Task requirements: Only lines with the string "Pixels" matter here; gather them from the material below.

Stored data:

--------------------

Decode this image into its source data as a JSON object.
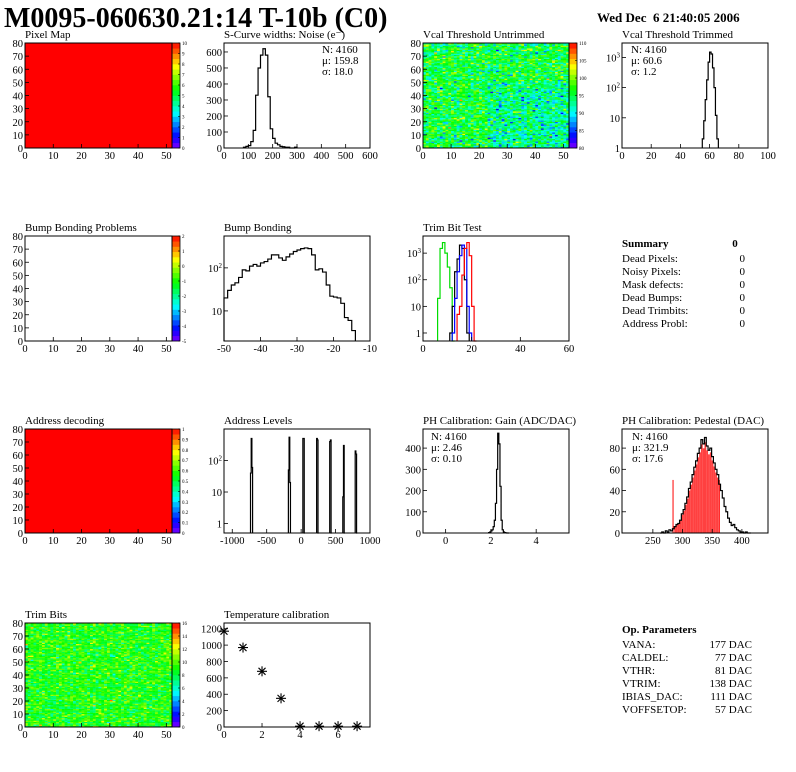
{
  "header": {
    "title": "M0095-060630.21:14 T-10b (C0)",
    "date": "Wed Dec  6 21:40:05 2006"
  },
  "chart_data": [
    {
      "id": "pixel_map",
      "type": "heatmap",
      "title": "Pixel Map",
      "xlim": [
        0,
        52
      ],
      "ylim": [
        0,
        80
      ],
      "xticks": [
        0,
        10,
        20,
        30,
        40,
        50
      ],
      "yticks": [
        0,
        10,
        20,
        30,
        40,
        50,
        60,
        70,
        80
      ],
      "zlim": [
        0,
        10
      ],
      "zticks": [
        "0",
        "1",
        "2",
        "3",
        "4",
        "5",
        "6",
        "7",
        "8",
        "9",
        "10"
      ],
      "uniform_value": 10
    },
    {
      "id": "scurve",
      "type": "bar",
      "title": "S-Curve widths: Noise (e⁻)",
      "xlim": [
        0,
        600
      ],
      "ylim": [
        0,
        656
      ],
      "xticks": [
        0,
        100,
        200,
        300,
        400,
        500,
        600
      ],
      "yticks": [
        0,
        100,
        200,
        300,
        400,
        500,
        600
      ],
      "stats": [
        "N: 4160",
        "μ: 159.8",
        "σ: 18.0"
      ],
      "bins": {
        "start": 80,
        "width": 10,
        "values": [
          5,
          10,
          15,
          40,
          110,
          330,
          500,
          580,
          620,
          580,
          320,
          120,
          60,
          30,
          20,
          10,
          8,
          5,
          5,
          0,
          0,
          5
        ]
      }
    },
    {
      "id": "vcal_untrimmed",
      "type": "heatmap",
      "title": "Vcal Threshold Untrimmed",
      "xlim": [
        0,
        52
      ],
      "ylim": [
        0,
        80
      ],
      "xticks": [
        0,
        10,
        20,
        30,
        40,
        50
      ],
      "yticks": [
        0,
        10,
        20,
        30,
        40,
        50,
        60,
        70,
        80
      ],
      "zlim": [
        78,
        113
      ],
      "zticks": [
        "80",
        "85",
        "90",
        "95",
        "100",
        "105",
        "110"
      ],
      "typical_value": 96,
      "spread": 4
    },
    {
      "id": "vcal_trimmed",
      "type": "bar",
      "title": "Vcal Threshold Trimmed",
      "log_y": true,
      "xlim": [
        0,
        100
      ],
      "ylim": [
        1,
        3000
      ],
      "xticks": [
        0,
        20,
        40,
        60,
        80,
        100
      ],
      "yticks": [
        1,
        10,
        100,
        1000
      ],
      "ytick_labels": [
        "1",
        "10",
        "10^2",
        "10^3"
      ],
      "stats": [
        "N: 4160",
        "μ: 60.6",
        "σ:  1.2"
      ],
      "bins": {
        "start": 55,
        "width": 1,
        "values": [
          2,
          8,
          40,
          180,
          700,
          1500,
          1300,
          450,
          100,
          12,
          2
        ]
      }
    },
    {
      "id": "bump_problems",
      "type": "heatmap",
      "title": "Bump Bonding Problems",
      "xlim": [
        0,
        52
      ],
      "ylim": [
        0,
        80
      ],
      "xticks": [
        0,
        10,
        20,
        30,
        40,
        50
      ],
      "yticks": [
        0,
        10,
        20,
        30,
        40,
        50,
        60,
        70,
        80
      ],
      "zlim": [
        -5,
        2
      ],
      "zticks": [
        "-5",
        "-4",
        "-3",
        "-2",
        "-1",
        "0",
        "1",
        "2"
      ],
      "empty": true
    },
    {
      "id": "bump_bonding",
      "type": "bar",
      "title": "Bump Bonding",
      "log_y": true,
      "xlim": [
        -50,
        -10
      ],
      "ylim": [
        2,
        550
      ],
      "xticks": [
        -50,
        -40,
        -30,
        -20,
        -10
      ],
      "yticks": [
        10,
        100
      ],
      "ytick_labels": [
        "10",
        "10^2"
      ],
      "bins": {
        "start": -50,
        "width": 1,
        "values": [
          20,
          30,
          40,
          45,
          60,
          90,
          85,
          110,
          120,
          110,
          130,
          140,
          160,
          200,
          200,
          170,
          150,
          180,
          210,
          240,
          260,
          280,
          290,
          280,
          200,
          90,
          95,
          80,
          40,
          22,
          21,
          20,
          15,
          7,
          6,
          3.5
        ]
      }
    },
    {
      "id": "trim_bit_test",
      "type": "bar",
      "title": "Trim Bit Test",
      "log_y": true,
      "xlim": [
        0,
        60
      ],
      "ylim": [
        0.5,
        4400
      ],
      "xticks": [
        0,
        20,
        40,
        60
      ],
      "yticks": [
        1,
        10,
        100,
        1000
      ],
      "ytick_labels": [
        "1",
        "10",
        "10^2",
        "10^3"
      ],
      "series": [
        {
          "color": "#00dd00",
          "bins": {
            "start": 6,
            "width": 1,
            "values": [
              20,
              1500,
              2500,
              1000,
              300,
              50,
              0.5
            ]
          }
        },
        {
          "color": "#000000",
          "bins": {
            "start": 11,
            "width": 1,
            "values": [
              1,
              10,
              200,
              600,
              2000,
              1500,
              100,
              1
            ]
          }
        },
        {
          "color": "#0000ff",
          "bins": {
            "start": 12,
            "width": 1,
            "values": [
              1,
              20,
              200,
              800,
              2000,
              1500,
              10,
              1
            ]
          }
        },
        {
          "color": "#ff0000",
          "bins": {
            "start": 14,
            "width": 1,
            "values": [
              5,
              10,
              150,
              1500,
              2500,
              800,
              10,
              0.5
            ]
          }
        }
      ]
    },
    {
      "id": "address_decoding",
      "type": "heatmap",
      "title": "Address decoding",
      "xlim": [
        0,
        52
      ],
      "ylim": [
        0,
        80
      ],
      "xticks": [
        0,
        10,
        20,
        30,
        40,
        50
      ],
      "yticks": [
        0,
        10,
        20,
        30,
        40,
        50,
        60,
        70,
        80
      ],
      "zlim": [
        0,
        1
      ],
      "zticks": [
        "0",
        "0.1",
        "0.2",
        "0.3",
        "0.4",
        "0.5",
        "0.6",
        "0.7",
        "0.8",
        "0.9",
        "1"
      ],
      "uniform_value": 1
    },
    {
      "id": "address_levels",
      "type": "bar",
      "title": "Address Levels",
      "log_y": true,
      "xlim": [
        -1120,
        1000
      ],
      "ylim": [
        0.5,
        1000
      ],
      "xticks": [
        -1000,
        -500,
        0,
        500,
        1000
      ],
      "yticks": [
        1,
        10,
        100
      ],
      "ytick_labels": [
        "1",
        "10",
        "10^2"
      ],
      "peaks": [
        {
          "x": -720,
          "values": [
            40,
            500,
            60
          ]
        },
        {
          "x": -170,
          "values": [
            50,
            550,
            20
          ]
        },
        {
          "x": 40,
          "values": [
            500,
            500,
            0.5
          ]
        },
        {
          "x": 240,
          "values": [
            500,
            450,
            0.5
          ]
        },
        {
          "x": 430,
          "values": [
            400,
            450,
            0.5
          ]
        },
        {
          "x": 620,
          "values": [
            7,
            300,
            0.5
          ]
        },
        {
          "x": 800,
          "values": [
            200,
            160,
            0.5
          ]
        }
      ]
    },
    {
      "id": "ph_gain",
      "type": "bar",
      "title": "PH Calibration: Gain (ADC/DAC)",
      "xlim": [
        -1,
        5.45
      ],
      "ylim": [
        0,
        490
      ],
      "xticks": [
        0,
        2,
        4
      ],
      "yticks": [
        0,
        100,
        200,
        300,
        400
      ],
      "stats": [
        "N: 4160",
        "μ: 2.46",
        "σ: 0.10"
      ],
      "bins": {
        "start": 1.9,
        "width": 0.05,
        "values": [
          2,
          5,
          10,
          15,
          30,
          60,
          140,
          300,
          470,
          420,
          220,
          60,
          15,
          5,
          2,
          1,
          0,
          0
        ]
      }
    },
    {
      "id": "ph_pedestal",
      "type": "bar",
      "title": "PH Calibration: Pedestal (DAC)",
      "xlim": [
        198,
        444
      ],
      "ylim": [
        0,
        98
      ],
      "xticks": [
        250,
        300,
        350,
        400
      ],
      "yticks": [
        0,
        20,
        40,
        60,
        80
      ],
      "stats": [
        "N: 4160",
        "μ: 321.9",
        "σ: 17.6"
      ],
      "stats_colors": [
        "#000000",
        "#ff0000",
        "#ff0000"
      ],
      "fit_range": [
        284,
        362
      ],
      "fit_color": "#ff0000",
      "bins": {
        "start": 262,
        "width": 3,
        "values": [
          0,
          1,
          0,
          2,
          1,
          3,
          2,
          4,
          6,
          8,
          9,
          12,
          18,
          22,
          28,
          34,
          42,
          48,
          55,
          62,
          68,
          75,
          80,
          88,
          84,
          90,
          82,
          78,
          80,
          72,
          66,
          60,
          55,
          46,
          40,
          33,
          25,
          20,
          14,
          10,
          7,
          8,
          5,
          3,
          2,
          1,
          1,
          0,
          1,
          0,
          0
        ]
      }
    },
    {
      "id": "trim_bits",
      "type": "heatmap",
      "title": "Trim Bits",
      "xlim": [
        0,
        52
      ],
      "ylim": [
        0,
        80
      ],
      "xticks": [
        0,
        10,
        20,
        30,
        40,
        50
      ],
      "yticks": [
        0,
        10,
        20,
        30,
        40,
        50,
        60,
        70,
        80
      ],
      "zlim": [
        0,
        16
      ],
      "zticks": [
        "0",
        "2",
        "4",
        "6",
        "8",
        "10",
        "12",
        "14",
        "16"
      ],
      "typical_value": 9,
      "spread": 1.3
    },
    {
      "id": "temperature",
      "type": "scatter",
      "title": "Temperature calibration",
      "marker": "asterisk",
      "xlim": [
        0,
        7.68
      ],
      "ylim": [
        0,
        1270
      ],
      "xticks": [
        0,
        2,
        4,
        6
      ],
      "yticks": [
        0,
        200,
        400,
        600,
        800,
        1000,
        1200
      ],
      "x": [
        0,
        1,
        2,
        3,
        4,
        5,
        6,
        7
      ],
      "y": [
        1170,
        970,
        680,
        350,
        10,
        10,
        10,
        10
      ]
    }
  ],
  "summary": {
    "title": "Summary",
    "total": "0",
    "rows": [
      {
        "label": "Dead Pixels:",
        "value": "0"
      },
      {
        "label": "Noisy Pixels:",
        "value": "0"
      },
      {
        "label": "Mask defects:",
        "value": "0"
      },
      {
        "label": "Dead Bumps:",
        "value": "0"
      },
      {
        "label": "Dead Trimbits:",
        "value": "0"
      },
      {
        "label": "Address Probl:",
        "value": "0"
      }
    ]
  },
  "op_parameters": {
    "title": "Op. Parameters",
    "rows": [
      {
        "label": "VANA:",
        "value": "177 DAC"
      },
      {
        "label": "CALDEL:",
        "value": "77 DAC"
      },
      {
        "label": "VTHR:",
        "value": "81 DAC"
      },
      {
        "label": "VTRIM:",
        "value": "138 DAC"
      },
      {
        "label": "IBIAS_DAC:",
        "value": "111 DAC"
      },
      {
        "label": "VOFFSETOP:",
        "value": "57 DAC"
      }
    ]
  }
}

--------------------

Finished exercise:
        "label": "Dead Pixels:",
        "label": "Noisy Pixels:",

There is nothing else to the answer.